Required task 1:
Can you gather every line in the records that contains the string "TXIMlib" and copy each one in full?

* * * *

Shen programs compile down to **KLambda (Kλ)** — a small, untyped Lisp kernel of
~46 primitives — and a "port" of Shen consists of (a) implementing those
primitives on a host runtime and (b) translating the kernel's `.kl` files into
that host. This port does both by **compiling KLambda to Lua source** that
LuaJIT then trace-compiles to machine code.

It targets **Shen 41.1** (via the KLambda in `ShenOSKernel-41.1/klambda`).
Earlier versions were certified against the Shen 22.4 kernel test suite.

## Why a compiler (not an interpreter)

The design goal is speed, so the host backend is a **source-to-source compiler**,
not a tree-walker:

* KLambda special forms (`if`, `cond`, `let`, `do`, `and`, `or`, `trap-error`,
`lambda`, `freeze`, `defun`, `type`) compile to **native Lua control flow**.
* Tail positions emit real Lua `return`/`if`-`elseif` chains, so deep recursion
uses LuaJIT's **proper tail calls** (the kernel relies on TCO heavily).

* * * *

Required task 2:
Return the part of the Shen port excerpt starting at "Shen programs compile" and ending at "(not an interpreter)", copied word for word.

* * * *

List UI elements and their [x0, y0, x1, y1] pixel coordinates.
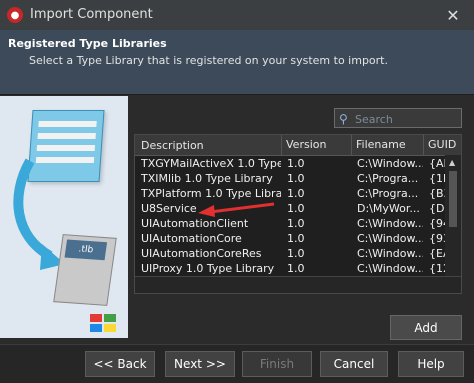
next-button[interactable]: Next >>: [165, 351, 235, 377]
cell-description: UIAutomationCoreRes: [141, 247, 262, 260]
cell-filename: C:\Window...: [357, 157, 423, 170]
cell-filename: D:\MyWor...: [357, 202, 420, 215]
vertical-scrollbar[interactable]: ▲: [445, 155, 461, 279]
cell-version: 1.0: [287, 202, 305, 215]
add-button[interactable]: Add: [390, 315, 462, 340]
table-header: Description Version Filename GUID: [135, 135, 461, 156]
cell-description: UIProxy 1.0 Type Library: [141, 262, 275, 275]
cell-filename: C:\Progra...: [357, 172, 419, 185]
column-header-version[interactable]: Version: [281, 135, 350, 155]
type-library-table[interactable]: Description Version Filename GUID TXGYMa…: [134, 134, 462, 294]
table-row[interactable]: UIProxy 1.0 Type Library 1.0 C:\Window...{…: [135, 262, 461, 276]
finish-button[interactable]: Finish: [242, 351, 312, 377]
help-button[interactable]: Help: [398, 351, 464, 377]
cell-description: UIAutomationCore: [141, 232, 242, 245]
column-header-description[interactable]: Description: [141, 139, 204, 152]
cell-description: TXGYMailActiveX 1.0 Type Li...: [141, 157, 281, 170]
cell-version: 1.0: [287, 217, 305, 230]
cell-version: 1.0: [287, 262, 305, 275]
app-logo-icon: ●: [7, 7, 23, 23]
cell-version: 1.0: [287, 247, 305, 260]
cell-filename: C:\Window...: [357, 232, 423, 245]
close-button[interactable]: ✕: [432, 0, 474, 30]
page-subtitle: Select a Type Library that is registered…: [29, 54, 388, 67]
back-button[interactable]: << Back: [85, 351, 155, 377]
table-row[interactable]: UIAutomationClient 1.0 C:\Window... {944: [135, 217, 461, 231]
cancel-button[interactable]: Cancel: [320, 351, 388, 377]
search-icon: ⚲: [339, 112, 348, 126]
window-title: Import Component: [30, 7, 153, 22]
column-header-filename[interactable]: Filename: [351, 135, 422, 155]
table-row[interactable]: TXGYMailActiveX 1.0 Type Li... 1.0 C:\Wind…: [135, 157, 461, 171]
cell-filename: C:\Window...: [357, 247, 423, 260]
column-header-guid[interactable]: GUID: [423, 135, 461, 155]
cell-description: TXPlatform 1.0 Type Library: [141, 187, 281, 200]
cell-description: TXIMlib 1.0 Type Library: [141, 172, 273, 185]
search-field[interactable]: ⚲: [334, 108, 462, 128]
table-row[interactable]: UIAutomationCoreRes 1.0 C:\Window... {EA3: [135, 247, 461, 261]
table-row[interactable]: U8Service 1.0 D:\MyWor... {D57: [135, 202, 461, 216]
cell-version: 1.0: [287, 187, 305, 200]
table-row[interactable]: TXPlatform 1.0 Type Library 1.0 C:\Progra.…: [135, 187, 461, 201]
annotation-arrow-icon: [198, 202, 275, 217]
cell-version: 1.0: [287, 157, 305, 170]
search-input[interactable]: [353, 110, 461, 128]
wizard-footer: << Back Next >> Finish Cancel Help: [0, 344, 474, 383]
scrollbar-thumb[interactable]: [449, 171, 457, 227]
windows-logo-icon: [90, 314, 118, 334]
table-row[interactable]: TXIMlib 1.0 Type Library 1.0 C:\Progra...{…: [135, 172, 461, 186]
cell-filename: C:\Window...: [357, 262, 423, 275]
tlb-file-icon: .tlb: [53, 234, 117, 306]
page-title: Registered Type Libraries: [8, 37, 167, 50]
cell-version: 1.0: [287, 232, 305, 245]
wizard-illustration: .tlb: [0, 96, 128, 338]
horizontal-scrollbar[interactable]: [135, 276, 461, 293]
title-bar: ● Import Component ✕: [0, 0, 474, 31]
cell-filename: C:\Progra...: [357, 187, 419, 200]
scroll-up-icon[interactable]: ▲: [449, 158, 455, 167]
table-row[interactable]: UIAutomationCore 1.0 C:\Window... {930: [135, 232, 461, 246]
cell-filename: C:\Window...: [357, 217, 423, 230]
cell-version: 1.0: [287, 172, 305, 185]
header-panel: Registered Type Libraries Select a Type …: [0, 30, 474, 95]
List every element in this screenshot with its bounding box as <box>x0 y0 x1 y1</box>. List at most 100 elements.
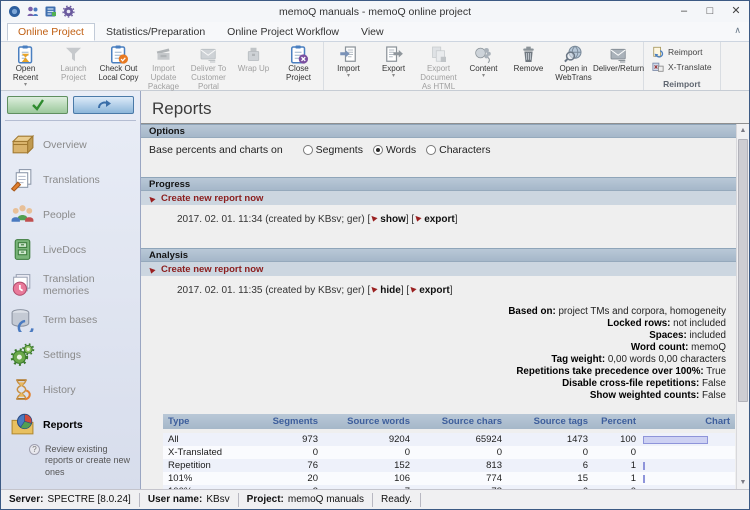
tab-statistics-preparation[interactable]: Statistics/Preparation <box>95 23 216 41</box>
sidebar-item-term-bases[interactable]: Term bases <box>1 302 140 337</box>
cell-source_tags: 1473 <box>507 431 593 446</box>
sidebar-item-overview[interactable]: Overview <box>1 127 140 162</box>
setting-value: included <box>690 330 727 341</box>
list-quick-icon[interactable] <box>44 5 57 18</box>
cell-source_tags: 0 <box>507 446 593 459</box>
radio-segments[interactable]: Segments <box>303 144 363 156</box>
cell-percent: 0 <box>593 446 641 459</box>
deliver-return-button[interactable]: Deliver/Return <box>596 43 641 74</box>
refresh-button[interactable] <box>73 96 134 114</box>
analysis-create-report-link[interactable]: Create new report now <box>141 262 736 276</box>
sidebar-item-translation-memories[interactable]: Translation memories <box>1 267 140 302</box>
reports-icon <box>10 412 35 437</box>
content-button[interactable]: Content▾ <box>461 43 506 78</box>
sidebar-item-reports[interactable]: Reports <box>1 407 140 442</box>
reimport-icon <box>652 46 664 58</box>
red-arrow-icon <box>371 285 378 292</box>
scroll-down-icon[interactable]: ▼ <box>737 476 749 489</box>
content-icon <box>473 44 494 65</box>
show-link[interactable]: show <box>368 214 409 225</box>
cell-source_words: 7 <box>323 485 415 489</box>
sidebar-item-label: People <box>43 209 76 221</box>
progress-export-link[interactable]: export <box>411 214 457 225</box>
status-ready: Ready. <box>373 494 420 505</box>
cell-percent: 1 <box>593 459 641 472</box>
hide-link[interactable]: hide <box>368 285 404 296</box>
x-translate-icon <box>652 61 664 73</box>
ribbon-button-label: Open in WebTrans <box>551 65 596 83</box>
confirm-button[interactable] <box>7 96 68 114</box>
status-value: SPECTRE [8.0.24] <box>47 494 130 505</box>
column-header-segments: Segments <box>241 414 323 431</box>
gear-quick-icon[interactable] <box>62 5 75 18</box>
ribbon-button-label: Deliver/Return <box>593 65 644 74</box>
chart-bar <box>643 475 645 483</box>
cell-segments: 0 <box>241 446 323 459</box>
scrollbar-thumb[interactable] <box>738 139 748 402</box>
export-button[interactable]: Export▾ <box>371 43 416 78</box>
open-recent-button[interactable]: Open Recent▾ <box>3 43 48 87</box>
people-icon <box>10 202 35 227</box>
deliver-to-customer-portal-icon <box>198 44 219 65</box>
setting-value: 0,00 words 0,00 characters <box>608 354 726 365</box>
ribbon-button-label: Wrap Up <box>238 65 269 74</box>
red-arrow-icon <box>149 266 156 273</box>
radio-label: Characters <box>439 144 490 156</box>
radio-characters[interactable]: Characters <box>426 144 490 156</box>
tab-view[interactable]: View <box>350 23 395 41</box>
reimport-button[interactable]: Reimport <box>652 46 712 58</box>
close-button[interactable]: ✕ <box>723 2 749 22</box>
sidebar-item-translations[interactable]: Translations <box>1 162 140 197</box>
setting-label: Show weighted counts: <box>590 390 699 401</box>
people-quick-icon[interactable] <box>26 5 39 18</box>
progress-create-report-link[interactable]: Create new report now <box>141 191 736 205</box>
cell-source_chars: 0 <box>415 446 507 459</box>
tab-online-project-workflow[interactable]: Online Project Workflow <box>216 23 350 41</box>
close-project-button[interactable]: Close Project <box>276 43 321 83</box>
analysis-export-link[interactable]: export <box>406 285 452 296</box>
ribbon-collapse-icon[interactable]: ∧ <box>734 25 741 36</box>
sidebar-item-settings[interactable]: Settings <box>1 337 140 372</box>
vertical-scrollbar[interactable]: ▲ ▼ <box>736 124 749 489</box>
setting-value: not included <box>673 318 726 329</box>
maximize-button[interactable]: □ <box>697 2 723 22</box>
analysis-setting-line: Disable cross-file repetitions: False <box>141 378 726 390</box>
cell-source_tags: 15 <box>507 472 593 485</box>
settings-icon <box>10 342 35 367</box>
ribbon-button-label: Close Project <box>276 65 321 83</box>
launch-project-button: Launch Project <box>51 43 96 83</box>
table-row: Repetition7615281361 <box>163 459 735 472</box>
sidebar-item-label: Translation memories <box>43 273 140 297</box>
radio-words[interactable]: Words <box>373 144 416 156</box>
options-section-header: Options <box>141 124 736 138</box>
x-translate-button[interactable]: X-Translate <box>652 61 712 73</box>
cell-source_chars: 813 <box>415 459 507 472</box>
sidebar-item-people[interactable]: People <box>1 197 140 232</box>
sidebar-item-label: Reports <box>43 419 83 431</box>
cell-type: X-Translated <box>163 446 241 459</box>
remove-button[interactable]: Remove <box>506 43 551 74</box>
tab-online-project[interactable]: Online Project <box>7 23 95 41</box>
ribbon-button-label: Remove <box>514 65 544 74</box>
cell-chart <box>641 446 735 459</box>
sidebar-item-history[interactable]: History <box>1 372 140 407</box>
ribbon-group-document: Import▾Export▾Export Document As HTML▾Co… <box>324 42 644 90</box>
memoq-app-icon[interactable] <box>8 5 21 18</box>
open-in-webtrans-button[interactable]: Open in WebTrans <box>551 43 596 83</box>
analysis-setting-line: Based on: project TMs and corpora, homog… <box>141 306 726 318</box>
sidebar-item-label: Term bases <box>43 314 97 326</box>
sidebar-item-livedocs[interactable]: LiveDocs <box>1 232 140 267</box>
progress-report-line: 2017. 02. 01. 11:34 (created by KBsv; ge… <box>141 205 736 227</box>
check-out-local-copy-button[interactable]: Check Out Local Copy <box>96 43 141 83</box>
cell-source_chars: 78 <box>415 485 507 489</box>
ribbon-button-label: Check Out Local Copy <box>96 65 141 83</box>
scroll-up-icon[interactable]: ▲ <box>737 124 749 137</box>
column-header-source-words: Source words <box>323 414 415 431</box>
sidebar-item-label: History <box>43 384 76 396</box>
minimize-button[interactable]: – <box>671 2 697 22</box>
ribbon-button-label: Launch Project <box>51 65 96 83</box>
chart-bar <box>643 462 645 470</box>
import-button[interactable]: Import▾ <box>326 43 371 78</box>
cell-source_tags: 6 <box>507 459 593 472</box>
chevron-down-icon: ▾ <box>347 74 350 78</box>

* * * *

Worked answer 1:
cell-description: TXIMlib 1.0 Type Library: [141, 172, 273, 185]
table-row[interactable]: TXIMlib 1.0 Type Library 1.0 C:\Progra...{…: [135, 172, 461, 186]

Worked answer 2:
Shen programs compile down to **KLambda (Kλ)** — a small, untyped Lisp kernel of
~46 primitives — and a "port" of Shen consists of (a) implementing those
primitives on a host runtime and (b) translating the kernel's `.kl` files into
that host. This port does both by **compiling KLambda to Lua source** that
LuaJIT then trace-compiles to machine code.

It targets **Shen 41.1** (via the KLambda in `ShenOSKernel-41.1/klambda`).
Earlier versions were certified against the Shen 22.4 kernel test suite.

## Why a compiler (not an interpreter)